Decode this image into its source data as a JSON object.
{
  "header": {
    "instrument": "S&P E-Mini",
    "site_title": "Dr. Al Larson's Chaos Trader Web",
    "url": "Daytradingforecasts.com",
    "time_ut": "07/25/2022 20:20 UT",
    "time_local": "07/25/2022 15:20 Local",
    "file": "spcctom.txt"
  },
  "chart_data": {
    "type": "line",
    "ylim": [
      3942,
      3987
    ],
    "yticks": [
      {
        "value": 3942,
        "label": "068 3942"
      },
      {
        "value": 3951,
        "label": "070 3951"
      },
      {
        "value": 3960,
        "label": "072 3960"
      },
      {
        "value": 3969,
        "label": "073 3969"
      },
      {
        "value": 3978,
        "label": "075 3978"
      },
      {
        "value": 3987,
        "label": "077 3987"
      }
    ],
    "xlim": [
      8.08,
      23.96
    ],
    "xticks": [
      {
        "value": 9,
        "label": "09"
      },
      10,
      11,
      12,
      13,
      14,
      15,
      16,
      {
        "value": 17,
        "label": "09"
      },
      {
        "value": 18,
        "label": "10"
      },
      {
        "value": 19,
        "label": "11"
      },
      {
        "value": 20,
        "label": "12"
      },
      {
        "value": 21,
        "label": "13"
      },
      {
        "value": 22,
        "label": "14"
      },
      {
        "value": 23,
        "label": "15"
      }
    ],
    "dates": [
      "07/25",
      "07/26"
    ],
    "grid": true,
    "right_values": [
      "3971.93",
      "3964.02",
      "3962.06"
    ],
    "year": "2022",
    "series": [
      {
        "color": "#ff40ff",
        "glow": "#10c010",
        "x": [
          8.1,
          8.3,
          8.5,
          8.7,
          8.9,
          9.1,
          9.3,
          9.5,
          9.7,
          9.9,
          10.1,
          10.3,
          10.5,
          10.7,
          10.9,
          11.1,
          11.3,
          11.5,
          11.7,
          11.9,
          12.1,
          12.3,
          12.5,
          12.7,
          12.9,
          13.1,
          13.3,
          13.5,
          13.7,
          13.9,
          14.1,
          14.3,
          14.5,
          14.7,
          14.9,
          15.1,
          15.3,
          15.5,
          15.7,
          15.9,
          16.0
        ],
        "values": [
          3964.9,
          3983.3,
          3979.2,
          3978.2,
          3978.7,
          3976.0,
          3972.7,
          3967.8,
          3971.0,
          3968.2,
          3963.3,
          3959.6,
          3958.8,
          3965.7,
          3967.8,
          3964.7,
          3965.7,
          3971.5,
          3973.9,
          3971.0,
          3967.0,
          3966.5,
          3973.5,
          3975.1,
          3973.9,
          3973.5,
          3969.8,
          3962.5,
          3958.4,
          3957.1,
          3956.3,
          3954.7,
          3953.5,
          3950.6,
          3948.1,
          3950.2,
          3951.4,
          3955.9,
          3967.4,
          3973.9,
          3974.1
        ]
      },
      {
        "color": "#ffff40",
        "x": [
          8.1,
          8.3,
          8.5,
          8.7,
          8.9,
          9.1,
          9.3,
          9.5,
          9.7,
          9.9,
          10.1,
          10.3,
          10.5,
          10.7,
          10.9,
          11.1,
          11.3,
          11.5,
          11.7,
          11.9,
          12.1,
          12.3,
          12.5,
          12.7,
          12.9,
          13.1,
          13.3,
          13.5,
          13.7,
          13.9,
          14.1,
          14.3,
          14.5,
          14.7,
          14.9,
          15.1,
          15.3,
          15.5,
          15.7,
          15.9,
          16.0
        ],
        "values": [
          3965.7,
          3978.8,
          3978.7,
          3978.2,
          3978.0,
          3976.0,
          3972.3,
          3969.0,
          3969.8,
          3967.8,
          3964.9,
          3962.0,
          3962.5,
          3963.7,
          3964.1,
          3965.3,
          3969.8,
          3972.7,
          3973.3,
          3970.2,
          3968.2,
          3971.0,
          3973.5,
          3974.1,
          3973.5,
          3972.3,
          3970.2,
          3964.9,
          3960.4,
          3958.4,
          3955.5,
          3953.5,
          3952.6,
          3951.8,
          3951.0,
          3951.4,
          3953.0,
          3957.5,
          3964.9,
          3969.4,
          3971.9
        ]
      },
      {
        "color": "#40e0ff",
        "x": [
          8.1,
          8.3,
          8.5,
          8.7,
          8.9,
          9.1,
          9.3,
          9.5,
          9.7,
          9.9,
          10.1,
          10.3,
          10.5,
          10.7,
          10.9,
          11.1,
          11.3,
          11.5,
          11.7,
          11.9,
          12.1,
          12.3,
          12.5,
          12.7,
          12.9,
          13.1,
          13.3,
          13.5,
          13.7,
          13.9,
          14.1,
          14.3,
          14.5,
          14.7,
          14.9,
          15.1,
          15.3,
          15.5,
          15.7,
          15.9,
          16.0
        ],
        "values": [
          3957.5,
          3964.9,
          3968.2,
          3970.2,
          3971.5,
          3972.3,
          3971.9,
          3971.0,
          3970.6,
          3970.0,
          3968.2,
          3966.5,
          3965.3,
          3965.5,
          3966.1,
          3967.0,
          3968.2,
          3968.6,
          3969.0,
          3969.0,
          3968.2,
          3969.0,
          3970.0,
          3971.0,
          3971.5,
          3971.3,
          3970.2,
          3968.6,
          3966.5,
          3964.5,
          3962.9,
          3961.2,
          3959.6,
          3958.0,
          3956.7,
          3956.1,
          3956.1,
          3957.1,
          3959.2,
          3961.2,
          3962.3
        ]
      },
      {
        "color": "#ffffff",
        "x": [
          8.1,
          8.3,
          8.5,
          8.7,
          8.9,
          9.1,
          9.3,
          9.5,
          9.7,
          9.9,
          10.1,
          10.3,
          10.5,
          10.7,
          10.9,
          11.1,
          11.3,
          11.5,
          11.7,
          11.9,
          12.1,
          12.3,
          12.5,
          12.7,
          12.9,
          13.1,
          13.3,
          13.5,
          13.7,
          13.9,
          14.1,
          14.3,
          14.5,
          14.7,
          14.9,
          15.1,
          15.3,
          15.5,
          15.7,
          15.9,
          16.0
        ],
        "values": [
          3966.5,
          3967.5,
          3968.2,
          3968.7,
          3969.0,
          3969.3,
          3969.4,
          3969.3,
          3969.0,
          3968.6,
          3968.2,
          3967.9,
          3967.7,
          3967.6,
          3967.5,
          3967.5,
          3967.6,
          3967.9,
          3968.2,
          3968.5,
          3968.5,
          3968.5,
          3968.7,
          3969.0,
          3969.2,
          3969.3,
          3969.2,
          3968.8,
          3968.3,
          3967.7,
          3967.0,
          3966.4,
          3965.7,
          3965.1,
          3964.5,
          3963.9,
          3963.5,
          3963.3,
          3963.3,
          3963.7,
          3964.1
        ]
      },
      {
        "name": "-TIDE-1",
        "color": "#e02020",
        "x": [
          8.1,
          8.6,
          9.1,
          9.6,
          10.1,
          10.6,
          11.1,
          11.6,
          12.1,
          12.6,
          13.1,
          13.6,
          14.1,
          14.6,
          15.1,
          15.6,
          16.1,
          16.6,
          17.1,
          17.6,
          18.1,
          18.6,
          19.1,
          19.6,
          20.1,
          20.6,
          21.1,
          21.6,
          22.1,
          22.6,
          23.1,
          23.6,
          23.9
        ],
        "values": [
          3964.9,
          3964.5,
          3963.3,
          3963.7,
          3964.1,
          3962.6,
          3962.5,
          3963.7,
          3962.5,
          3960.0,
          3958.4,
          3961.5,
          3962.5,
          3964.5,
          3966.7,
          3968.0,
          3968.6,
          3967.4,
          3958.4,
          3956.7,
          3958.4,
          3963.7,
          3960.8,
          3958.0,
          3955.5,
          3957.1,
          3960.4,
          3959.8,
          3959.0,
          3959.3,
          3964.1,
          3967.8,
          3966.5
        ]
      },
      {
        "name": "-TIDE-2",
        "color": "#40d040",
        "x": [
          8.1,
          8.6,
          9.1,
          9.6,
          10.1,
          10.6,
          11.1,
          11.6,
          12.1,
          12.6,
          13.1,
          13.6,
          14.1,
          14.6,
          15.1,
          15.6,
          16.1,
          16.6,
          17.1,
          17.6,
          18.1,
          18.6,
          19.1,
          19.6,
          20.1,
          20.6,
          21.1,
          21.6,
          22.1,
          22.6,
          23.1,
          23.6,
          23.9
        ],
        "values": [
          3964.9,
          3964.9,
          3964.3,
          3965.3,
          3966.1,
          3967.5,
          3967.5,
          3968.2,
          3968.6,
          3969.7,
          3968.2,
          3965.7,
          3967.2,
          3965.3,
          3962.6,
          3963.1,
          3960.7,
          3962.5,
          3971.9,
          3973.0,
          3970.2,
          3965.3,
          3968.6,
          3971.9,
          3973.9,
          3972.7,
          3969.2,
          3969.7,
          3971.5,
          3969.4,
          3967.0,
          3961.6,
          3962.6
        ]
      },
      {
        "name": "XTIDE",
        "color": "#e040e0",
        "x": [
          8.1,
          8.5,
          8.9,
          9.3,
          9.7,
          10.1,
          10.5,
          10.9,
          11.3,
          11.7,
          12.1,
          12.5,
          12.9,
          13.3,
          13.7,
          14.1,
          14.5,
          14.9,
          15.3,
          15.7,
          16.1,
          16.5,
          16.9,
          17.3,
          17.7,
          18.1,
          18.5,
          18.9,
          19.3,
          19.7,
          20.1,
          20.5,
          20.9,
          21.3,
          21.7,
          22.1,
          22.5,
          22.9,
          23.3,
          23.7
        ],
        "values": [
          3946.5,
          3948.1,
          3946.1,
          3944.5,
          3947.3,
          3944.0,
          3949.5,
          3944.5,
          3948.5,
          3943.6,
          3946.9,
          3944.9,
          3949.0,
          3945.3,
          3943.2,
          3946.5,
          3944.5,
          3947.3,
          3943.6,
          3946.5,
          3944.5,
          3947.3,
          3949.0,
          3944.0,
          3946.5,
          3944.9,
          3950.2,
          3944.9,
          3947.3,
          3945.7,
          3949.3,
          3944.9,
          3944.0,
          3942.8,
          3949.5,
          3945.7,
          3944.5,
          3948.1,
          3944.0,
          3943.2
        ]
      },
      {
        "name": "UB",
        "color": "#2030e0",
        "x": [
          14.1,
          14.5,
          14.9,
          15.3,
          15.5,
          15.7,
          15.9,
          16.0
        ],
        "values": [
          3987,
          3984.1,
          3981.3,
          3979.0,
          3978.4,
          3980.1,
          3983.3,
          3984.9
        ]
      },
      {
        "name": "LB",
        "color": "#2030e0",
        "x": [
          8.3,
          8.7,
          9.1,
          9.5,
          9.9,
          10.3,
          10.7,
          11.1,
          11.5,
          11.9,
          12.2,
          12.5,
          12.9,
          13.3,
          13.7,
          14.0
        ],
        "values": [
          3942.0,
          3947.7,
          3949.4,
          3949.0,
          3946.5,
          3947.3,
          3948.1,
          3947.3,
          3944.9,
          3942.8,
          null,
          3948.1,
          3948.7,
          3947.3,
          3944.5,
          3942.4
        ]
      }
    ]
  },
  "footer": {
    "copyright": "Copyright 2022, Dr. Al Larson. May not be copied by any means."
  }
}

WORK TO COMPLETE: Collect every line from the records above that contains the word "color".

FINISHED EXERCISE:
        "color": "#ff40ff",
        "color": "#ffff40",
        "color": "#40e0ff",
        "color": "#ffffff",
        "color": "#e02020",
        "color": "#40d040",
        "color": "#e040e0",
        "color": "#2030e0",
        "color": "#2030e0",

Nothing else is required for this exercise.